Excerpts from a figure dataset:
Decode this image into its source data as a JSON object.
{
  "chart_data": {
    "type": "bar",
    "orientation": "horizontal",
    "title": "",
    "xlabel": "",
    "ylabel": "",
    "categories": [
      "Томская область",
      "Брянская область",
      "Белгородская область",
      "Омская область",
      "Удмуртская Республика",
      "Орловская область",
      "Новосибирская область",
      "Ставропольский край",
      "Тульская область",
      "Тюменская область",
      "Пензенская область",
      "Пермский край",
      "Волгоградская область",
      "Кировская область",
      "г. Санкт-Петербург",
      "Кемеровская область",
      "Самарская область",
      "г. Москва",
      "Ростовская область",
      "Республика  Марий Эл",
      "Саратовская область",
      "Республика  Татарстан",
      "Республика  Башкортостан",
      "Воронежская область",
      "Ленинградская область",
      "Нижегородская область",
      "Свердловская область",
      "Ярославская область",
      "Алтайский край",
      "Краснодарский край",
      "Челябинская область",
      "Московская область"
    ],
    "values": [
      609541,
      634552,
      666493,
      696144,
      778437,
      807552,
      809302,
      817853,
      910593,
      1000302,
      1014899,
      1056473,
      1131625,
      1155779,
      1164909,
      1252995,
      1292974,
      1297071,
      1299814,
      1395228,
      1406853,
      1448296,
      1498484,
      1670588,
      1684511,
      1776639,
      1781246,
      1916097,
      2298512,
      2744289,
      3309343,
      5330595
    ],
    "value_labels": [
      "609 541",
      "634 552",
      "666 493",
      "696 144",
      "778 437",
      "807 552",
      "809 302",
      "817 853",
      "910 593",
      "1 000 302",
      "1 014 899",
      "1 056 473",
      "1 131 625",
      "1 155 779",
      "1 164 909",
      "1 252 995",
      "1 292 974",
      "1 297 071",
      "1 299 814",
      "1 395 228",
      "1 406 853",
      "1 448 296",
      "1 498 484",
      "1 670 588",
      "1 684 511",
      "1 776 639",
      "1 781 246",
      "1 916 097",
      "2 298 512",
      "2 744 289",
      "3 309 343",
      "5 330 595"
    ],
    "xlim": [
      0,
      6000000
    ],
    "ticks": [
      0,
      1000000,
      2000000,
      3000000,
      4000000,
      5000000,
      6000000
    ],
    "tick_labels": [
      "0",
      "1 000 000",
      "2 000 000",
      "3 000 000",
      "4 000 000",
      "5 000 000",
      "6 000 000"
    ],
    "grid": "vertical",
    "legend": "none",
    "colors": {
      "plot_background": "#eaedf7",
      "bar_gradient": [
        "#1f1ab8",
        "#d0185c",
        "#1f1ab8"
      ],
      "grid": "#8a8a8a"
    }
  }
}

- YOUR TASK
Print out the whole listing exactly as it appears.

- SOLUTION TO THIS EXERCISE
Decode this image into its source data as a JSON object.
{
  "chart_data": {
    "type": "bar",
    "orientation": "horizontal",
    "title": "",
    "xlabel": "",
    "ylabel": "",
    "categories": [
      "Томская область",
      "Брянская область",
      "Белгородская область",
      "Омская область",
      "Удмуртская Республика",
      "Орловская область",
      "Новосибирская область",
      "Ставропольский край",
      "Тульская область",
      "Тюменская область",
      "Пензенская область",
      "Пермский край",
      "Волгоградская область",
      "Кировская область",
      "г. Санкт-Петербург",
      "Кемеровская область",
      "Самарская область",
      "г. Москва",
      "Ростовская область",
      "Республика  Марий Эл",
      "Саратовская область",
      "Республика  Татарстан",
      "Республика  Башкортостан",
      "Воронежская область",
      "Ленинградская область",
      "Нижегородская область",
      "Свердловская область",
      "Ярославская область",
      "Алтайский край",
      "Краснодарский край",
      "Челябинская область",
      "Московская область"
    ],
    "values": [
      609541,
      634552,
      666493,
      696144,
      778437,
      807552,
      809302,
      817853,
      910593,
      1000302,
      1014899,
      1056473,
      1131625,
      1155779,
      1164909,
      1252995,
      1292974,
      1297071,
      1299814,
      1395228,
      1406853,
      1448296,
      1498484,
      1670588,
      1684511,
      1776639,
      1781246,
      1916097,
      2298512,
      2744289,
      3309343,
      5330595
    ],
    "value_labels": [
      "609 541",
      "634 552",
      "666 493",
      "696 144",
      "778 437",
      "807 552",
      "809 302",
      "817 853",
      "910 593",
      "1 000 302",
      "1 014 899",
      "1 056 473",
      "1 131 625",
      "1 155 779",
      "1 164 909",
      "1 252 995",
      "1 292 974",
      "1 297 071",
      "1 299 814",
      "1 395 228",
      "1 406 853",
      "1 448 296",
      "1 498 484",
      "1 670 588",
      "1 684 511",
      "1 776 639",
      "1 781 246",
      "1 916 097",
      "2 298 512",
      "2 744 289",
      "3 309 343",
      "5 330 595"
    ],
    "xlim": [
      0,
      6000000
    ],
    "ticks": [
      0,
      1000000,
      2000000,
      3000000,
      4000000,
      5000000,
      6000000
    ],
    "tick_labels": [
      "0",
      "1 000 000",
      "2 000 000",
      "3 000 000",
      "4 000 000",
      "5 000 000",
      "6 000 000"
    ],
    "grid": "vertical",
    "legend": "none",
    "colors": {
      "plot_background": "#eaedf7",
      "bar_gradient": [
        "#1f1ab8",
        "#d0185c",
        "#1f1ab8"
      ],
      "grid": "#8a8a8a"
    }
  }
}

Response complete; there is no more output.